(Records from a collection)
╭──

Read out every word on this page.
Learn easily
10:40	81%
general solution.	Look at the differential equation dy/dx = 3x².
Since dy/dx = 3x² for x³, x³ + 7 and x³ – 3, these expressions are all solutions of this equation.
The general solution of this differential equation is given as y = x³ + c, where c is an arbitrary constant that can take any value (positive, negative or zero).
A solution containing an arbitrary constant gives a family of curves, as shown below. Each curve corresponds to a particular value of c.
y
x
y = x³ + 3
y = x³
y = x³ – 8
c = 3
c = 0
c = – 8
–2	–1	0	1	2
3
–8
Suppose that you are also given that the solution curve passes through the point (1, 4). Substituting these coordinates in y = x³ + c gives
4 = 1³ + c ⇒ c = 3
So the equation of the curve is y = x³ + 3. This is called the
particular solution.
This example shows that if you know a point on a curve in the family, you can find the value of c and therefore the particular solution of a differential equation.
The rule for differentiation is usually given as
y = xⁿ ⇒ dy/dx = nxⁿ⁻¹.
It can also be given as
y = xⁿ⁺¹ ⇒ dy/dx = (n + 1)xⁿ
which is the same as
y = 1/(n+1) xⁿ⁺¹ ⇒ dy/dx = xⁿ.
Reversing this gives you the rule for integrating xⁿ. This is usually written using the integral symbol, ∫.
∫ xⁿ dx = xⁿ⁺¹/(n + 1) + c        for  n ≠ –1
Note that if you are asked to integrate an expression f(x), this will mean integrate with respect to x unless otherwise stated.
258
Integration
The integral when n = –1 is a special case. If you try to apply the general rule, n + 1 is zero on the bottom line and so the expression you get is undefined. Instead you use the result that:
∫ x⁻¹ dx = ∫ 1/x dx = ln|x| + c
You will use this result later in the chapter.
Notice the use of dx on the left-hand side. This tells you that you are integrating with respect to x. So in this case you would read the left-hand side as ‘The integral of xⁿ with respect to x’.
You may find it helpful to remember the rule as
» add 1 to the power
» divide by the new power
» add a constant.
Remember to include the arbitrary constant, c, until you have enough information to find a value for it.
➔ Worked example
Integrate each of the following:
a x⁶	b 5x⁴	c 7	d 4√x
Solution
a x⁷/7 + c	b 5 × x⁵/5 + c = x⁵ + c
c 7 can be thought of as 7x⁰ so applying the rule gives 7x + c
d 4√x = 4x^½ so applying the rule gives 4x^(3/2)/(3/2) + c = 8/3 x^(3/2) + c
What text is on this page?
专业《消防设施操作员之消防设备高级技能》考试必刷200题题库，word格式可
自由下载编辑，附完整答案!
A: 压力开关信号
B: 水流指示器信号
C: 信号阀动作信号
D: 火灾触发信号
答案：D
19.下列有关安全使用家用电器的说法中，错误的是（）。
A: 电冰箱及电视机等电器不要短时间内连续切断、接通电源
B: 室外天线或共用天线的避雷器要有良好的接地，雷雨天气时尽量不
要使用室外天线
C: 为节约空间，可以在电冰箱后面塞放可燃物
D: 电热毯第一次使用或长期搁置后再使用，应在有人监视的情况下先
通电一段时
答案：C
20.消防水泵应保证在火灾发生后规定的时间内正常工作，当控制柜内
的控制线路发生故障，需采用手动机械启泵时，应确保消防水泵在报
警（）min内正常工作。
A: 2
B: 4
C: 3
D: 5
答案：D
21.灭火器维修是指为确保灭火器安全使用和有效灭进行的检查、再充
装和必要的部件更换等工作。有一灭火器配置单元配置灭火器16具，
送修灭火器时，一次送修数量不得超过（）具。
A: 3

╰──

Write out the whole listing again, exactly as it stands.

> _Final result_
Read out every word on this page.
Learn easily
10:40	81%
general solution.	Look at the differential equation dy/dx = 3x².
Since dy/dx = 3x² for x³, x³ + 7 and x³ – 3, these expressions are all solutions of this equation.
The general solution of this differential equation is given as y = x³ + c, where c is an arbitrary constant that can take any value (positive, negative or zero).
A solution containing an arbitrary constant gives a family of curves, as shown below. Each curve corresponds to a particular value of c.
y
x
y = x³ + 3
y = x³
y = x³ – 8
c = 3
c = 0
c = – 8
–2	–1	0	1	2
3
–8
Suppose that you are also given that the solution curve passes through the point (1, 4). Substituting these coordinates in y = x³ + c gives
4 = 1³ + c ⇒ c = 3
So the equation of the curve is y = x³ + 3. This is called the
particular solution.
This example shows that if you know a point on a curve in the family, you can find the value of c and therefore the particular solution of a differential equation.
The rule for differentiation is usually given as
y = xⁿ ⇒ dy/dx = nxⁿ⁻¹.
It can also be given as
y = xⁿ⁺¹ ⇒ dy/dx = (n + 1)xⁿ
which is the same as
y = 1/(n+1) xⁿ⁺¹ ⇒ dy/dx = xⁿ.
Reversing this gives you the rule for integrating xⁿ. This is usually written using the integral symbol, ∫.
∫ xⁿ dx = xⁿ⁺¹/(n + 1) + c        for  n ≠ –1
Note that if you are asked to integrate an expression f(x), this will mean integrate with respect to x unless otherwise stated.
258
Integration
The integral when n = –1 is a special case. If you try to apply the general rule, n + 1 is zero on the bottom line and so the expression you get is undefined. Instead you use the result that:
∫ x⁻¹ dx = ∫ 1/x dx = ln|x| + c
You will use this result later in the chapter.
Notice the use of dx on the left-hand side. This tells you that you are integrating with respect to x. So in this case you would read the left-hand side as ‘The integral of xⁿ with respect to x’.
You may find it helpful to remember the rule as
» add 1 to the power
» divide by the new power
» add a constant.
Remember to include the arbitrary constant, c, until you have enough information to find a value for it.
➔ Worked example
Integrate each of the following:
a x⁶	b 5x⁴	c 7	d 4√x
Solution
a x⁷/7 + c	b 5 × x⁵/5 + c = x⁵ + c
c 7 can be thought of as 7x⁰ so applying the rule gives 7x + c
d 4√x = 4x^½ so applying the rule gives 4x^(3/2)/(3/2) + c = 8/3 x^(3/2) + c
What text is on this page?
专业《消防设施操作员之消防设备高级技能》考试必刷200题题库，word格式可
自由下载编辑，附完整答案!
A: 压力开关信号
B: 水流指示器信号
C: 信号阀动作信号
D: 火灾触发信号
答案：D
19.下列有关安全使用家用电器的说法中，错误的是（）。
A: 电冰箱及电视机等电器不要短时间内连续切断、接通电源
B: 室外天线或共用天线的避雷器要有良好的接地，雷雨天气时尽量不
要使用室外天线
C: 为节约空间，可以在电冰箱后面塞放可燃物
D: 电热毯第一次使用或长期搁置后再使用，应在有人监视的情况下先
通电一段时
答案：C
20.消防水泵应保证在火灾发生后规定的时间内正常工作，当控制柜内
的控制线路发生故障，需采用手动机械启泵时，应确保消防水泵在报
警（）min内正常工作。
A: 2
B: 4
C: 3
D: 5
答案：D
21.灭火器维修是指为确保灭火器安全使用和有效灭进行的检查、再充
装和必要的部件更换等工作。有一灭火器配置单元配置灭火器16具，
送修灭火器时，一次送修数量不得超过（）具。
A: 3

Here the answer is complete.